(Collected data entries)
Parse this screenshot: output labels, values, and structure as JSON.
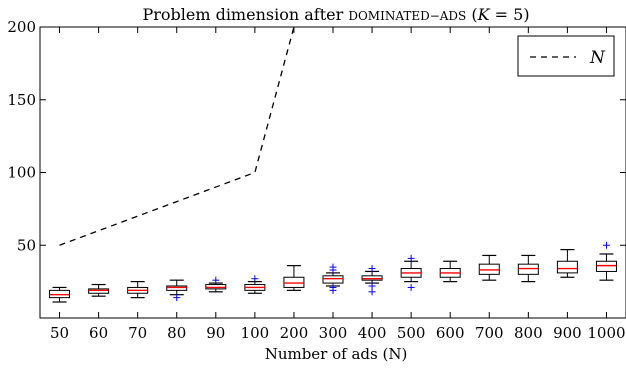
{
  "chart_data": {
    "type": "box",
    "title_main": "Problem dimension after ",
    "title_sc": "DOMINATED−ADS",
    "title_paren_open": " (",
    "title_var": "K",
    "title_eq": " = 5)",
    "xlabel": "Number of ads (N)",
    "ylabel": "",
    "ylim": [
      0,
      200
    ],
    "yticks": [
      50,
      100,
      150,
      200
    ],
    "grid": false,
    "legend_position": "top-right",
    "colors": {
      "box": "#000000",
      "median": "#ff0000",
      "outlier": "#0000ff",
      "line": "#000000"
    },
    "categories": [
      "50",
      "60",
      "70",
      "80",
      "90",
      "100",
      "200",
      "300",
      "400",
      "500",
      "600",
      "700",
      "800",
      "900",
      "1000"
    ],
    "reference_line": {
      "name": "N",
      "style": "dashed",
      "x": [
        "50",
        "60",
        "70",
        "80",
        "90",
        "100",
        "200"
      ],
      "y": [
        50,
        60,
        70,
        80,
        90,
        100,
        200
      ]
    },
    "boxes": [
      {
        "q1": 14,
        "median": 16,
        "q3": 19,
        "whisker_low": 11,
        "whisker_high": 21,
        "outliers": []
      },
      {
        "q1": 17,
        "median": 19,
        "q3": 20,
        "whisker_low": 15,
        "whisker_high": 23,
        "outliers": []
      },
      {
        "q1": 17,
        "median": 19,
        "q3": 21,
        "whisker_low": 14,
        "whisker_high": 25,
        "outliers": []
      },
      {
        "q1": 19,
        "median": 21,
        "q3": 22,
        "whisker_low": 16,
        "whisker_high": 26,
        "outliers": [
          14
        ]
      },
      {
        "q1": 20,
        "median": 21,
        "q3": 23,
        "whisker_low": 18,
        "whisker_high": 24,
        "outliers": [
          26
        ]
      },
      {
        "q1": 19,
        "median": 21,
        "q3": 23,
        "whisker_low": 17,
        "whisker_high": 25,
        "outliers": [
          27
        ]
      },
      {
        "q1": 21,
        "median": 24,
        "q3": 28,
        "whisker_low": 19,
        "whisker_high": 36,
        "outliers": []
      },
      {
        "q1": 24,
        "median": 27,
        "q3": 29,
        "whisker_low": 22,
        "whisker_high": 31,
        "outliers": [
          19,
          21,
          33,
          35
        ]
      },
      {
        "q1": 26,
        "median": 27,
        "q3": 29,
        "whisker_low": 24,
        "whisker_high": 32,
        "outliers": [
          18,
          22,
          34
        ]
      },
      {
        "q1": 28,
        "median": 31,
        "q3": 34,
        "whisker_low": 25,
        "whisker_high": 39,
        "outliers": [
          21,
          41
        ]
      },
      {
        "q1": 28,
        "median": 31,
        "q3": 34,
        "whisker_low": 25,
        "whisker_high": 39,
        "outliers": []
      },
      {
        "q1": 30,
        "median": 33,
        "q3": 37,
        "whisker_low": 26,
        "whisker_high": 43,
        "outliers": []
      },
      {
        "q1": 30,
        "median": 34,
        "q3": 37,
        "whisker_low": 25,
        "whisker_high": 43,
        "outliers": []
      },
      {
        "q1": 31,
        "median": 34,
        "q3": 39,
        "whisker_low": 28,
        "whisker_high": 47,
        "outliers": []
      },
      {
        "q1": 32,
        "median": 36,
        "q3": 39,
        "whisker_low": 26,
        "whisker_high": 44,
        "outliers": [
          50
        ]
      }
    ]
  }
}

Exercise aim
All records should be output exactly, with the pictures left out.

Correct response
Parse this screenshot: output labels, values, and structure as JSON.
{
  "chart_data": {
    "type": "box",
    "title_main": "Problem dimension after ",
    "title_sc": "DOMINATED−ADS",
    "title_paren_open": " (",
    "title_var": "K",
    "title_eq": " = 5)",
    "xlabel": "Number of ads (N)",
    "ylabel": "",
    "ylim": [
      0,
      200
    ],
    "yticks": [
      50,
      100,
      150,
      200
    ],
    "grid": false,
    "legend_position": "top-right",
    "colors": {
      "box": "#000000",
      "median": "#ff0000",
      "outlier": "#0000ff",
      "line": "#000000"
    },
    "categories": [
      "50",
      "60",
      "70",
      "80",
      "90",
      "100",
      "200",
      "300",
      "400",
      "500",
      "600",
      "700",
      "800",
      "900",
      "1000"
    ],
    "reference_line": {
      "name": "N",
      "style": "dashed",
      "x": [
        "50",
        "60",
        "70",
        "80",
        "90",
        "100",
        "200"
      ],
      "y": [
        50,
        60,
        70,
        80,
        90,
        100,
        200
      ]
    },
    "boxes": [
      {
        "q1": 14,
        "median": 16,
        "q3": 19,
        "whisker_low": 11,
        "whisker_high": 21,
        "outliers": []
      },
      {
        "q1": 17,
        "median": 19,
        "q3": 20,
        "whisker_low": 15,
        "whisker_high": 23,
        "outliers": []
      },
      {
        "q1": 17,
        "median": 19,
        "q3": 21,
        "whisker_low": 14,
        "whisker_high": 25,
        "outliers": []
      },
      {
        "q1": 19,
        "median": 21,
        "q3": 22,
        "whisker_low": 16,
        "whisker_high": 26,
        "outliers": [
          14
        ]
      },
      {
        "q1": 20,
        "median": 21,
        "q3": 23,
        "whisker_low": 18,
        "whisker_high": 24,
        "outliers": [
          26
        ]
      },
      {
        "q1": 19,
        "median": 21,
        "q3": 23,
        "whisker_low": 17,
        "whisker_high": 25,
        "outliers": [
          27
        ]
      },
      {
        "q1": 21,
        "median": 24,
        "q3": 28,
        "whisker_low": 19,
        "whisker_high": 36,
        "outliers": []
      },
      {
        "q1": 24,
        "median": 27,
        "q3": 29,
        "whisker_low": 22,
        "whisker_high": 31,
        "outliers": [
          19,
          21,
          33,
          35
        ]
      },
      {
        "q1": 26,
        "median": 27,
        "q3": 29,
        "whisker_low": 24,
        "whisker_high": 32,
        "outliers": [
          18,
          22,
          34
        ]
      },
      {
        "q1": 28,
        "median": 31,
        "q3": 34,
        "whisker_low": 25,
        "whisker_high": 39,
        "outliers": [
          21,
          41
        ]
      },
      {
        "q1": 28,
        "median": 31,
        "q3": 34,
        "whisker_low": 25,
        "whisker_high": 39,
        "outliers": []
      },
      {
        "q1": 30,
        "median": 33,
        "q3": 37,
        "whisker_low": 26,
        "whisker_high": 43,
        "outliers": []
      },
      {
        "q1": 30,
        "median": 34,
        "q3": 37,
        "whisker_low": 25,
        "whisker_high": 43,
        "outliers": []
      },
      {
        "q1": 31,
        "median": 34,
        "q3": 39,
        "whisker_low": 28,
        "whisker_high": 47,
        "outliers": []
      },
      {
        "q1": 32,
        "median": 36,
        "q3": 39,
        "whisker_low": 26,
        "whisker_high": 44,
        "outliers": [
          50
        ]
      }
    ]
  }
}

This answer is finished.